Retype the entries from their first line through the line containing "item-price: 50,000 ₫ [155, 464, 249, 486]", including both of those lines, and keep every character unchanged.

--- Begin PROVIDED MATERIAL ---

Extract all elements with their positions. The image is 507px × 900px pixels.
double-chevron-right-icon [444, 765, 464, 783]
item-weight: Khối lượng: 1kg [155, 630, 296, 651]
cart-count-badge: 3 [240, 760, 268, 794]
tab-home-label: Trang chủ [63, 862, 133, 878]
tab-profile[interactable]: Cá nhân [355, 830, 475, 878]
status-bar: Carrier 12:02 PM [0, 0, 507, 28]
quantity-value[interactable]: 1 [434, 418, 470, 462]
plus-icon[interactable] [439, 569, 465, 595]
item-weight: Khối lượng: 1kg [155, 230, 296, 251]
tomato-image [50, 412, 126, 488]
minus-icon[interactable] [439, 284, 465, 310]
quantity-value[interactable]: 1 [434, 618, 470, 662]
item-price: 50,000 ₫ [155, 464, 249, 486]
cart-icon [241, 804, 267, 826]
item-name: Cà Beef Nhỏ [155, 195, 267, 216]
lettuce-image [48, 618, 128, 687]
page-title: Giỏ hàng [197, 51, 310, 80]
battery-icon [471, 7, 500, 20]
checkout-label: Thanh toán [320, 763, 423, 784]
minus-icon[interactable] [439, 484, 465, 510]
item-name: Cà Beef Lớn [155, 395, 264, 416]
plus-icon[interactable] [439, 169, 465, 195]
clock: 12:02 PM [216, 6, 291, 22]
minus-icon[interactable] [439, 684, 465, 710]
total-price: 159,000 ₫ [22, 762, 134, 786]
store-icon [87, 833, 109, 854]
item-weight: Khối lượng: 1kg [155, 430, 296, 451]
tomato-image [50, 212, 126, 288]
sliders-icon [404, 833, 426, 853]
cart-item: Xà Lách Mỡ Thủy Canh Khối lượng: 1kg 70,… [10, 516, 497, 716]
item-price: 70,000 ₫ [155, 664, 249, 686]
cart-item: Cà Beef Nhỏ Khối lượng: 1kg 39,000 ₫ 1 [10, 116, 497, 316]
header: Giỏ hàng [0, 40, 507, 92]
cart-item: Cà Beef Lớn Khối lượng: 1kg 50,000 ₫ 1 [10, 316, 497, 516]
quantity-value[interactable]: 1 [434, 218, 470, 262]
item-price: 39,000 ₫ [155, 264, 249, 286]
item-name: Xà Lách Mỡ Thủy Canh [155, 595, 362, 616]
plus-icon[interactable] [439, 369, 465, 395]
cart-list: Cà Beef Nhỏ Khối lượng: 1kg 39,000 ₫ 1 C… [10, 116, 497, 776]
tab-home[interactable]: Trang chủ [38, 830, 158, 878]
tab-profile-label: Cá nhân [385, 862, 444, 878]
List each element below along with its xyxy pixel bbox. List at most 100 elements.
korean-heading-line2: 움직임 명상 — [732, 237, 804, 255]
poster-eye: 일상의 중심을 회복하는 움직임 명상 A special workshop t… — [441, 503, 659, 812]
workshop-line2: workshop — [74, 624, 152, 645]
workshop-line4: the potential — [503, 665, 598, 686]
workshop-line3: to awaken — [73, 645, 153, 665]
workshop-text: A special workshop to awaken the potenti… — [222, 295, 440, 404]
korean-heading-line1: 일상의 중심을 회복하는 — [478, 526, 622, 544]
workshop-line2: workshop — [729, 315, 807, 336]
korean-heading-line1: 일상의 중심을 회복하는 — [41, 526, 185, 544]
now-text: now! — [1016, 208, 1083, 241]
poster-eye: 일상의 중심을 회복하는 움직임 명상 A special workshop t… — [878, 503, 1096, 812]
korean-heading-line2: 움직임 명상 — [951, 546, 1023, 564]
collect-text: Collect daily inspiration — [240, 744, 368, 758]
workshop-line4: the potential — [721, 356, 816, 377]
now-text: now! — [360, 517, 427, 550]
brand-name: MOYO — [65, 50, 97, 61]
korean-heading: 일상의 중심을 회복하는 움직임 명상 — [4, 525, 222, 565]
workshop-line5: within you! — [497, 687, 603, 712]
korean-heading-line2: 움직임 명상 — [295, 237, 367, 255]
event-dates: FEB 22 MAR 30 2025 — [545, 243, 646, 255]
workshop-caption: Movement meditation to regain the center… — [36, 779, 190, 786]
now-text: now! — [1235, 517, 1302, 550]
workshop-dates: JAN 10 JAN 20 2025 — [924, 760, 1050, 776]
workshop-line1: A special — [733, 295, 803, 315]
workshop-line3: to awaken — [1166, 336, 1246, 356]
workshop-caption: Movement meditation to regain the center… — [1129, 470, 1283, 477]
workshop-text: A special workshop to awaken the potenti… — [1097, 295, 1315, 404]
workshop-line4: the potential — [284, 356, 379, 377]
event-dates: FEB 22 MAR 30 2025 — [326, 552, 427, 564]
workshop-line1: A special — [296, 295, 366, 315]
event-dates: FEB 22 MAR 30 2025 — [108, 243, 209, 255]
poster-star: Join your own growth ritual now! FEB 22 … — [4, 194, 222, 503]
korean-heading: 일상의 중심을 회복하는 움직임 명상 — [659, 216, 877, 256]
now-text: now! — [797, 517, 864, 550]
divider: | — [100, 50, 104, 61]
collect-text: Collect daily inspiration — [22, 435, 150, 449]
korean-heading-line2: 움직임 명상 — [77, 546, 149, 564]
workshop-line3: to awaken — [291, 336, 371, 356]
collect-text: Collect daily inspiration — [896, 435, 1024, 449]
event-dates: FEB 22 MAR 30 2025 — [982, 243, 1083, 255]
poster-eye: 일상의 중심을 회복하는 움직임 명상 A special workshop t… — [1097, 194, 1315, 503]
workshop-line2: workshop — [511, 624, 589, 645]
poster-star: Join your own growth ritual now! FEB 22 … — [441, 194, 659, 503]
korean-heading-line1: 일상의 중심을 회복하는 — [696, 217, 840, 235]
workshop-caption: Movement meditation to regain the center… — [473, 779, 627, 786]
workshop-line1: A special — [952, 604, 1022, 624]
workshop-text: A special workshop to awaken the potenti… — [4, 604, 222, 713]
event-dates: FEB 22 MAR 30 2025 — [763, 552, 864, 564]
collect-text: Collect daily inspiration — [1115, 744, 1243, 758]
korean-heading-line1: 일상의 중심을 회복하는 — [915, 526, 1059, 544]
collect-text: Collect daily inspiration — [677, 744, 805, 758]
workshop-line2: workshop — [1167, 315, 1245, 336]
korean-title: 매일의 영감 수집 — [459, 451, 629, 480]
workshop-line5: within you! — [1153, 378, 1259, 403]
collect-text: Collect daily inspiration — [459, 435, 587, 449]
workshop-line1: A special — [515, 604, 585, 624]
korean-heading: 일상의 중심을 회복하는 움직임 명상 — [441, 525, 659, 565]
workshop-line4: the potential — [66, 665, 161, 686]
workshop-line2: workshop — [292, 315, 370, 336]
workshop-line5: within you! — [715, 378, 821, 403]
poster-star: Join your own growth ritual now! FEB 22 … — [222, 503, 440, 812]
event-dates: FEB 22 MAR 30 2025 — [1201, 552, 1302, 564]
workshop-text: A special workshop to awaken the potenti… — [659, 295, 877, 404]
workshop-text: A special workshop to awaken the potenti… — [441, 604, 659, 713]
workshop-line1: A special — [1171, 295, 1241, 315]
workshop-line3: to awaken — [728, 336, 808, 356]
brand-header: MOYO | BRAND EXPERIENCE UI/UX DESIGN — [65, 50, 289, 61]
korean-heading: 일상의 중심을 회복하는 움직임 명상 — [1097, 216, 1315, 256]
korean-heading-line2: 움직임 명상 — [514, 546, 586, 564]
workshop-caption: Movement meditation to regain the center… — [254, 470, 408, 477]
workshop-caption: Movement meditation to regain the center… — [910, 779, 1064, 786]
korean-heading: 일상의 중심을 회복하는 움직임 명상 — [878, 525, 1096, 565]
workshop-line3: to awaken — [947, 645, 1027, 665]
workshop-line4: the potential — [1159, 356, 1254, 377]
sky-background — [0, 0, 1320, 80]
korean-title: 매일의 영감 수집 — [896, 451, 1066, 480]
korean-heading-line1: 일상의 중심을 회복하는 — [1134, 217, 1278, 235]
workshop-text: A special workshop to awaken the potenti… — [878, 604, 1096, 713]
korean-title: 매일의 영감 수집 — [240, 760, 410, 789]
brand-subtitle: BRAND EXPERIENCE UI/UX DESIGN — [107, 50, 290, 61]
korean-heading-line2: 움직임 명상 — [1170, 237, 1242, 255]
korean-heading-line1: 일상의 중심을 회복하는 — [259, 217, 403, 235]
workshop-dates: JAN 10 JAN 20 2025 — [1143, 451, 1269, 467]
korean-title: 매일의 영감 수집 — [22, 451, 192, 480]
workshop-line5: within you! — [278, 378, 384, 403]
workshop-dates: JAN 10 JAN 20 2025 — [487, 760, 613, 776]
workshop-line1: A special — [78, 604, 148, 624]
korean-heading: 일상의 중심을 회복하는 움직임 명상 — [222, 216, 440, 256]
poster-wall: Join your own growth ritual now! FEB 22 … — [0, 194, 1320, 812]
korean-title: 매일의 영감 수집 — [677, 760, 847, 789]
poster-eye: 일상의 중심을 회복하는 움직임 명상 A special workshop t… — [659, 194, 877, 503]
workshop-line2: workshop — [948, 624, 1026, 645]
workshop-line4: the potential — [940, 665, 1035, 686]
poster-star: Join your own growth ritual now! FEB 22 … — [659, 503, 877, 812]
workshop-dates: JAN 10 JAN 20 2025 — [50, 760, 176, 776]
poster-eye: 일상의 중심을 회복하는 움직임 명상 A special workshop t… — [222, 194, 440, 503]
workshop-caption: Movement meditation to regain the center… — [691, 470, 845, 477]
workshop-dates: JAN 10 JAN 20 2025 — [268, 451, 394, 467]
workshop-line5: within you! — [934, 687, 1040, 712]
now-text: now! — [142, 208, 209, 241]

--- End PROVIDED MATERIAL ---

ANSWER TO THE PROBLEM =
Extract all elements with their positions. The image is 507px × 900px pixels.
double-chevron-right-icon [444, 765, 464, 783]
item-weight: Khối lượng: 1kg [155, 630, 296, 651]
cart-count-badge: 3 [240, 760, 268, 794]
tab-home-label: Trang chủ [63, 862, 133, 878]
tab-profile[interactable]: Cá nhân [355, 830, 475, 878]
status-bar: Carrier 12:02 PM [0, 0, 507, 28]
quantity-value[interactable]: 1 [434, 418, 470, 462]
plus-icon[interactable] [439, 569, 465, 595]
item-weight: Khối lượng: 1kg [155, 230, 296, 251]
tomato-image [50, 412, 126, 488]
minus-icon[interactable] [439, 284, 465, 310]
quantity-value[interactable]: 1 [434, 618, 470, 662]
item-price: 50,000 ₫ [155, 464, 249, 486]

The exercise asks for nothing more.